## Start

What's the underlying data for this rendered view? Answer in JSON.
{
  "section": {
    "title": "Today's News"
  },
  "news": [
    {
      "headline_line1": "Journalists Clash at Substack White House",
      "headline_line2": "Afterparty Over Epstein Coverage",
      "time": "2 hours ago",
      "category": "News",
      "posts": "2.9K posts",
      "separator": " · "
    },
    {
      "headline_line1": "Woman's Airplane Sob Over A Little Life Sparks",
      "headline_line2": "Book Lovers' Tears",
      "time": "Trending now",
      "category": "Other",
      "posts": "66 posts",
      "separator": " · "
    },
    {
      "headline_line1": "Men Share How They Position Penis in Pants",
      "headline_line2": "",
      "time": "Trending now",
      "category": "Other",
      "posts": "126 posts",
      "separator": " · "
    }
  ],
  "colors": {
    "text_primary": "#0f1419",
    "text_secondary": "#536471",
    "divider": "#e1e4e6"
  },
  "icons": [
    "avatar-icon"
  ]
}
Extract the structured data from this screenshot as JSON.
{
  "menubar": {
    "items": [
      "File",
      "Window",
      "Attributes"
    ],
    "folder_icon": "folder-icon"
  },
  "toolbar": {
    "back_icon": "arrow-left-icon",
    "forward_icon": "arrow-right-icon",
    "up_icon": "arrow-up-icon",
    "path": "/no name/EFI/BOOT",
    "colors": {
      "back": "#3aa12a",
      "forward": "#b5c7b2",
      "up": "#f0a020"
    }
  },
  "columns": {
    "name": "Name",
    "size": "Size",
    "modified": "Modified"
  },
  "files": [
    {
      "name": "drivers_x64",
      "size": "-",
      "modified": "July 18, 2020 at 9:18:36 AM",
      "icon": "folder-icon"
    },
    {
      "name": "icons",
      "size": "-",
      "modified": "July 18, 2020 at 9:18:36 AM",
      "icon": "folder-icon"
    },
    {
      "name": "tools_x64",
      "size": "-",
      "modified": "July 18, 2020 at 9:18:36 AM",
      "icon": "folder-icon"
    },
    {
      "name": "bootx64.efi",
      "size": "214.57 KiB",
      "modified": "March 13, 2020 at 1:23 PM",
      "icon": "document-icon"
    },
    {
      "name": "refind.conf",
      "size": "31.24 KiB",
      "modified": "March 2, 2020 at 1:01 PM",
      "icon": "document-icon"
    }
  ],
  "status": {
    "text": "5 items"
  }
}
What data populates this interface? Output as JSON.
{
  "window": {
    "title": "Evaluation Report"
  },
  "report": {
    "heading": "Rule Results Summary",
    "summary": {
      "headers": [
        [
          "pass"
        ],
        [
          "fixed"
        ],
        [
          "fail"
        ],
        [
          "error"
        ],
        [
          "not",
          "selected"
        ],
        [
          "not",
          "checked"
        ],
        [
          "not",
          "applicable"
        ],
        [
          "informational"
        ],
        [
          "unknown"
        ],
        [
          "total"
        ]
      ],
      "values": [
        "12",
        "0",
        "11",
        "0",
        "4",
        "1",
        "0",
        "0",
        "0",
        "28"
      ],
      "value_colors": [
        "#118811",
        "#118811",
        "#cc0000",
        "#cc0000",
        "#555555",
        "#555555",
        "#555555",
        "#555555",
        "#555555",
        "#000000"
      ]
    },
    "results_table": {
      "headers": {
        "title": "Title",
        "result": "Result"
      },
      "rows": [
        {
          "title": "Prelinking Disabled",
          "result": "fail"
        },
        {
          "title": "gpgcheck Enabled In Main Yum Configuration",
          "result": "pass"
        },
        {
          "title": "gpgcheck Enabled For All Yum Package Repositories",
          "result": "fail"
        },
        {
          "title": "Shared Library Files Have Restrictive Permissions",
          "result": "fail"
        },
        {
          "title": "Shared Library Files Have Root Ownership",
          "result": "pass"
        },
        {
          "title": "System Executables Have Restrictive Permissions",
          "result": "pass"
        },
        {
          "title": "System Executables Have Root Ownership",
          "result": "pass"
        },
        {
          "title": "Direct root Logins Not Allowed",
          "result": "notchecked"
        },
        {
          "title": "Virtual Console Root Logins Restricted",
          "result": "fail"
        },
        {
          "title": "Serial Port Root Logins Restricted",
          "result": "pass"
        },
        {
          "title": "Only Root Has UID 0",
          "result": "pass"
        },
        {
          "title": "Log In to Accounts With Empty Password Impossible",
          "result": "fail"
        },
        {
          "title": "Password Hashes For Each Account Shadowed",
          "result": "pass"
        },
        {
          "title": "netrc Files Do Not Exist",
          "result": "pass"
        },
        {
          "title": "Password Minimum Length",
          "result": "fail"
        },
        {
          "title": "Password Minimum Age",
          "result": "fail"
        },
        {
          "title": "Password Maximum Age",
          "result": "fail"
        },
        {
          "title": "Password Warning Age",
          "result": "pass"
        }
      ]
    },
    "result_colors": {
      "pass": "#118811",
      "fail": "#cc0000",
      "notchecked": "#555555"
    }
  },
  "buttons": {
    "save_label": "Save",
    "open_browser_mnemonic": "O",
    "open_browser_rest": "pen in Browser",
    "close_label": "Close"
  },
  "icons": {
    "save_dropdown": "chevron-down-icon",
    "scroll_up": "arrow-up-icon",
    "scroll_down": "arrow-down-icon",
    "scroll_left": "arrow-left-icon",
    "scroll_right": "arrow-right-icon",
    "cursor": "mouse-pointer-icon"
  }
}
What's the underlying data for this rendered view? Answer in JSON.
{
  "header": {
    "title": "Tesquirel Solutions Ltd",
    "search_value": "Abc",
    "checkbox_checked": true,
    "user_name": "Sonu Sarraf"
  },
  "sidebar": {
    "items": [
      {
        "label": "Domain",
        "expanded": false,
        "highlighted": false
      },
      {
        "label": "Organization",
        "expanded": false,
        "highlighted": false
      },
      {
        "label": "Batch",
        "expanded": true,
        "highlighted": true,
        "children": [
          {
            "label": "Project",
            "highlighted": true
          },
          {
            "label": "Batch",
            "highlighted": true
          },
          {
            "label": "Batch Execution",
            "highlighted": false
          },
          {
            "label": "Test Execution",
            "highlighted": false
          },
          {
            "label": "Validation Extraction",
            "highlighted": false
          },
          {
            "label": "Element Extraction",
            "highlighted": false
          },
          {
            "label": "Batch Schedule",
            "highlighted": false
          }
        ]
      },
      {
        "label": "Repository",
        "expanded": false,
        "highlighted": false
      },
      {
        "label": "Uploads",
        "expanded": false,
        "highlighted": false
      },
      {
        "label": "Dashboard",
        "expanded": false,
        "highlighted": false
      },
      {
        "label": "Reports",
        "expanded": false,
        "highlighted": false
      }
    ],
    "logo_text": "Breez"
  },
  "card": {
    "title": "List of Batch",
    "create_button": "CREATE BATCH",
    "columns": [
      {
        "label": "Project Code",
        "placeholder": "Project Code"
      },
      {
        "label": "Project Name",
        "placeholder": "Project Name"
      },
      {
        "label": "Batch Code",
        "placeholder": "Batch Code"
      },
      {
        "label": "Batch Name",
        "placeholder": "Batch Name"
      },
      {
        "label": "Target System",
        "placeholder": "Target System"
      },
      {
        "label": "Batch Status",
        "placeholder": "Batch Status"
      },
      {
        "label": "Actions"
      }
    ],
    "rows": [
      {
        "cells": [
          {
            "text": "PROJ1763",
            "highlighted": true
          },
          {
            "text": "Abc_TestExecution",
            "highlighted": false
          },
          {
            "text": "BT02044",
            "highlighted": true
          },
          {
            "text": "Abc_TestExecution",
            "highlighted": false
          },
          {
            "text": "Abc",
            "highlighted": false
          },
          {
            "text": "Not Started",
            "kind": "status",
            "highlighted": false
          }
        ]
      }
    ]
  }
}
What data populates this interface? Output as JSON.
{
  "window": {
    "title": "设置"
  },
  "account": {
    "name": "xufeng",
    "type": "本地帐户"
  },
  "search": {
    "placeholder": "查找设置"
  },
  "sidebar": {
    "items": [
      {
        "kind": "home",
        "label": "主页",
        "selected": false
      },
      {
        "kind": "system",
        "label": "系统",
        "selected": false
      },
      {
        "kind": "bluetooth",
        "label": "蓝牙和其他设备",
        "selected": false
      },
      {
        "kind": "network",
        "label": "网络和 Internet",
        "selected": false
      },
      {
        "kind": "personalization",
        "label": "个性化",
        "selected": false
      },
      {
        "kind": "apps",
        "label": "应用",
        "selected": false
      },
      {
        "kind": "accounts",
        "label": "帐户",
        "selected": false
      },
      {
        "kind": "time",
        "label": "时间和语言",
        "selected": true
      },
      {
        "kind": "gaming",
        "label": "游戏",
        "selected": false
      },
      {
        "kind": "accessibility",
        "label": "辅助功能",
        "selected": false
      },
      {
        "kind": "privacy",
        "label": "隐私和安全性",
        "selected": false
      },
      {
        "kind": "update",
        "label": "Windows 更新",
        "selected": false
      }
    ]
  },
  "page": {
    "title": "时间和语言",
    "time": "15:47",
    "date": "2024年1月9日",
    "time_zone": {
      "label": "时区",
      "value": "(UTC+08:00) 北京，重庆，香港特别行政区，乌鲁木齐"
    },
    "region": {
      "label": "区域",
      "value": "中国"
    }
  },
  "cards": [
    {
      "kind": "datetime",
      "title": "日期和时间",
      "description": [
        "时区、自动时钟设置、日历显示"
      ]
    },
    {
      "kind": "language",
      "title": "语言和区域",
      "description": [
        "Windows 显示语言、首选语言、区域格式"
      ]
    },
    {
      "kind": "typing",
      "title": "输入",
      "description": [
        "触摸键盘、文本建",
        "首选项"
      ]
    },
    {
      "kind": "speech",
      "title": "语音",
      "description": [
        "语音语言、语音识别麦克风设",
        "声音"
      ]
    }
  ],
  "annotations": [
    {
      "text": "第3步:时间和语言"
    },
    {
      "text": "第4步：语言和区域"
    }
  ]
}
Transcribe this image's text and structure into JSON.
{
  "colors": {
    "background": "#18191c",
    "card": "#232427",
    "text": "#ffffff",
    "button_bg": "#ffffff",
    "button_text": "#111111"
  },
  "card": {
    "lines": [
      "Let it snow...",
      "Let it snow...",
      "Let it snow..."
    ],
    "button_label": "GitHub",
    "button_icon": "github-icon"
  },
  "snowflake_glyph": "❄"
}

## End

Work to do: Using the listing above, pull out all lines that hold the word "Restricted".

Output of the exercise:
          "title": "Virtual Console Root Logins Restricted",
          "title": "Serial Port Root Logins Restricted",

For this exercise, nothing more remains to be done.